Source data
════════

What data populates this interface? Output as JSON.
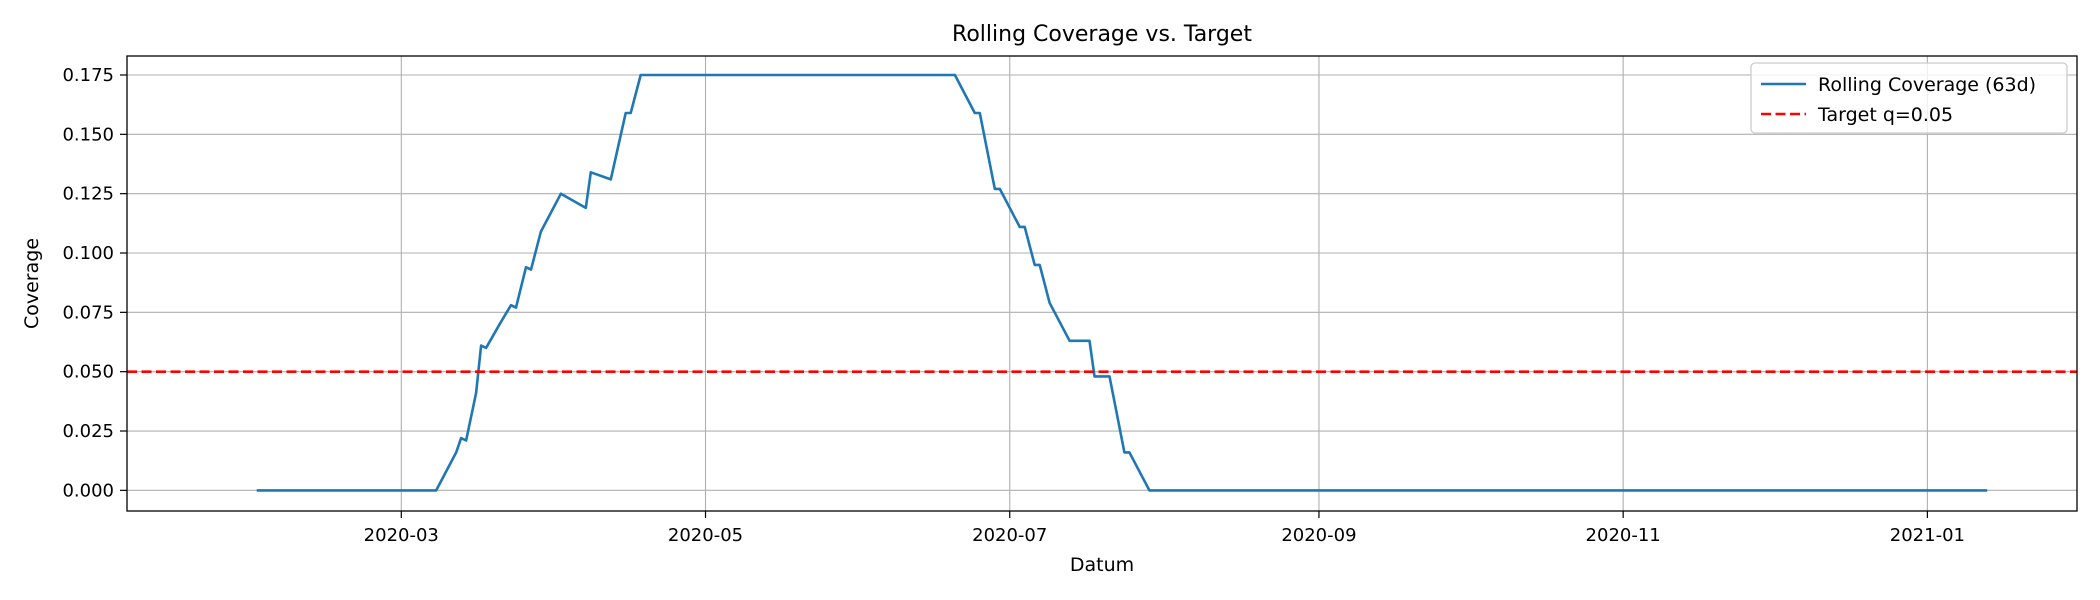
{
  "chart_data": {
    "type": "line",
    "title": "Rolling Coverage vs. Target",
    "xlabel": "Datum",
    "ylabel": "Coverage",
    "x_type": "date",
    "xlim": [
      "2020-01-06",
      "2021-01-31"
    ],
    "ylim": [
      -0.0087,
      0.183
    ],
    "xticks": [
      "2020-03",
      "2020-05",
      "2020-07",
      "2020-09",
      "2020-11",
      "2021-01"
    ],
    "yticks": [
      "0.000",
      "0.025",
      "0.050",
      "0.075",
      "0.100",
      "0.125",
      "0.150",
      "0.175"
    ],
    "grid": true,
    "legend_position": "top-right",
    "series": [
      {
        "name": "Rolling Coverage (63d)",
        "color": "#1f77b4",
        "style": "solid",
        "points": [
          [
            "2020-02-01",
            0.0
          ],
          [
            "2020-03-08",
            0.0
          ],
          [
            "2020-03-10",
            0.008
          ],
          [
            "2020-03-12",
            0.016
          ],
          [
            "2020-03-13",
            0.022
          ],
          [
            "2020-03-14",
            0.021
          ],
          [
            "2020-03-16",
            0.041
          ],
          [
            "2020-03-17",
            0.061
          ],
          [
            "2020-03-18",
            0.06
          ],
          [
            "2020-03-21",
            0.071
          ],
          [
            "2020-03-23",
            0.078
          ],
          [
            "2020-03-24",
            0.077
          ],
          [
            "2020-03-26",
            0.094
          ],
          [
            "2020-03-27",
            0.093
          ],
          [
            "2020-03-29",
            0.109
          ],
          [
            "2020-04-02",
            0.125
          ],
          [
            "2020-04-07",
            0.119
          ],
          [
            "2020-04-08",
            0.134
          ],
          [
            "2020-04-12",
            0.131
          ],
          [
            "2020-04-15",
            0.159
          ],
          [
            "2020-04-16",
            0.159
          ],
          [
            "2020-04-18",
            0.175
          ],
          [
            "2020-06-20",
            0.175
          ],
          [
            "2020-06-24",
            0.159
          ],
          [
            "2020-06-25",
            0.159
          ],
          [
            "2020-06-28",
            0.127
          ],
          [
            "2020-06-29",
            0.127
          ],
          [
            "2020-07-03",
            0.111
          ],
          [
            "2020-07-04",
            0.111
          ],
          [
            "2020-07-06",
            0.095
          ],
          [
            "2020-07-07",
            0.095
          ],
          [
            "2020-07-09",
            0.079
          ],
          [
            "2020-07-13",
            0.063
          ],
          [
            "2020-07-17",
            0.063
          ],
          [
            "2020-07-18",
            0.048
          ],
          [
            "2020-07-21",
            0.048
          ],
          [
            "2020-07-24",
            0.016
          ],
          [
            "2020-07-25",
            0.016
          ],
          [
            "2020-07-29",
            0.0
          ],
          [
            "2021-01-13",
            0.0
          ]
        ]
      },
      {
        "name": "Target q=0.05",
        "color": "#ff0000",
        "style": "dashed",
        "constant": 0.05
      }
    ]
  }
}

════════

Your answer should be only the number of lines that hold the word "Target".

Answer to the problem:
2